Exercise description:
The exercise asks for every line of the data to be reproduced exactly.

* Start *

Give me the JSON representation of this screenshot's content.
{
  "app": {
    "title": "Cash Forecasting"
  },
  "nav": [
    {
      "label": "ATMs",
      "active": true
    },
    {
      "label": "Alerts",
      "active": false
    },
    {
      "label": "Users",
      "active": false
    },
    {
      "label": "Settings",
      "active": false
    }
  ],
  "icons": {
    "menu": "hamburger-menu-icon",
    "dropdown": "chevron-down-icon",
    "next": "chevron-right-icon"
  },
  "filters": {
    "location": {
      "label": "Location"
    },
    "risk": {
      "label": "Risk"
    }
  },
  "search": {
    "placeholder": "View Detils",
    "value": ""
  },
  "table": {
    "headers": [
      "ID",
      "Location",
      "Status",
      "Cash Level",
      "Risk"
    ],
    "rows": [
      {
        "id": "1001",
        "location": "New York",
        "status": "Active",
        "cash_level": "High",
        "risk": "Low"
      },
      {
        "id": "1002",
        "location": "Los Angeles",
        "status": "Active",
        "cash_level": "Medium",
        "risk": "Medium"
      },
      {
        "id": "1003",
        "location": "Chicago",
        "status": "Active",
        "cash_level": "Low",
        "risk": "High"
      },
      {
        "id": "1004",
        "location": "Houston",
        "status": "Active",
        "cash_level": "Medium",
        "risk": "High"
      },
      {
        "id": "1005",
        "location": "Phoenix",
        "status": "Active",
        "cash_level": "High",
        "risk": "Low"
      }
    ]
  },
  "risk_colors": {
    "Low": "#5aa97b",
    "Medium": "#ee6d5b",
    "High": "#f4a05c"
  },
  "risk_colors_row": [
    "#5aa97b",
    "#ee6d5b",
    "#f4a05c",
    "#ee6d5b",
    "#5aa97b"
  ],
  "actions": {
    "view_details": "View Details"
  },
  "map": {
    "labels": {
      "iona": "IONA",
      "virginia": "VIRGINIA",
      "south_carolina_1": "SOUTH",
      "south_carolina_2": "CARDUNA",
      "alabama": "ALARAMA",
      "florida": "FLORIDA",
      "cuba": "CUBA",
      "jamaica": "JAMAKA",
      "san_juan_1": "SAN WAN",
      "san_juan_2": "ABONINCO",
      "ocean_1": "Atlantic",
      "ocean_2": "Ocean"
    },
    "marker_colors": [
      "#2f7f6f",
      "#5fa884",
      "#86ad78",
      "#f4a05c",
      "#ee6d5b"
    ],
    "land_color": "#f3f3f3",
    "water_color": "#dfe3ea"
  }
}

* End *

Result of this exercise:
Give me the JSON representation of this screenshot's content.
{
  "app": {
    "title": "Cash Forecasting"
  },
  "nav": [
    {
      "label": "ATMs",
      "active": true
    },
    {
      "label": "Alerts",
      "active": false
    },
    {
      "label": "Users",
      "active": false
    },
    {
      "label": "Settings",
      "active": false
    }
  ],
  "icons": {
    "menu": "hamburger-menu-icon",
    "dropdown": "chevron-down-icon",
    "next": "chevron-right-icon"
  },
  "filters": {
    "location": {
      "label": "Location"
    },
    "risk": {
      "label": "Risk"
    }
  },
  "search": {
    "placeholder": "View Detils",
    "value": ""
  },
  "table": {
    "headers": [
      "ID",
      "Location",
      "Status",
      "Cash Level",
      "Risk"
    ],
    "rows": [
      {
        "id": "1001",
        "location": "New York",
        "status": "Active",
        "cash_level": "High",
        "risk": "Low"
      },
      {
        "id": "1002",
        "location": "Los Angeles",
        "status": "Active",
        "cash_level": "Medium",
        "risk": "Medium"
      },
      {
        "id": "1003",
        "location": "Chicago",
        "status": "Active",
        "cash_level": "Low",
        "risk": "High"
      },
      {
        "id": "1004",
        "location": "Houston",
        "status": "Active",
        "cash_level": "Medium",
        "risk": "High"
      },
      {
        "id": "1005",
        "location": "Phoenix",
        "status": "Active",
        "cash_level": "High",
        "risk": "Low"
      }
    ]
  },
  "risk_colors": {
    "Low": "#5aa97b",
    "Medium": "#ee6d5b",
    "High": "#f4a05c"
  },
  "risk_colors_row": [
    "#5aa97b",
    "#ee6d5b",
    "#f4a05c",
    "#ee6d5b",
    "#5aa97b"
  ],
  "actions": {
    "view_details": "View Details"
  },
  "map": {
    "labels": {
      "iona": "IONA",
      "virginia": "VIRGINIA",
      "south_carolina_1": "SOUTH",
      "south_carolina_2": "CARDUNA",
      "alabama": "ALARAMA",
      "florida": "FLORIDA",
      "cuba": "CUBA",
      "jamaica": "JAMAKA",
      "san_juan_1": "SAN WAN",
      "san_juan_2": "ABONINCO",
      "ocean_1": "Atlantic",
      "ocean_2": "Ocean"
    },
    "marker_colors": [
      "#2f7f6f",
      "#5fa884",
      "#86ad78",
      "#f4a05c",
      "#ee6d5b"
    ],
    "land_color": "#f3f3f3",
    "water_color": "#dfe3ea"
  }
}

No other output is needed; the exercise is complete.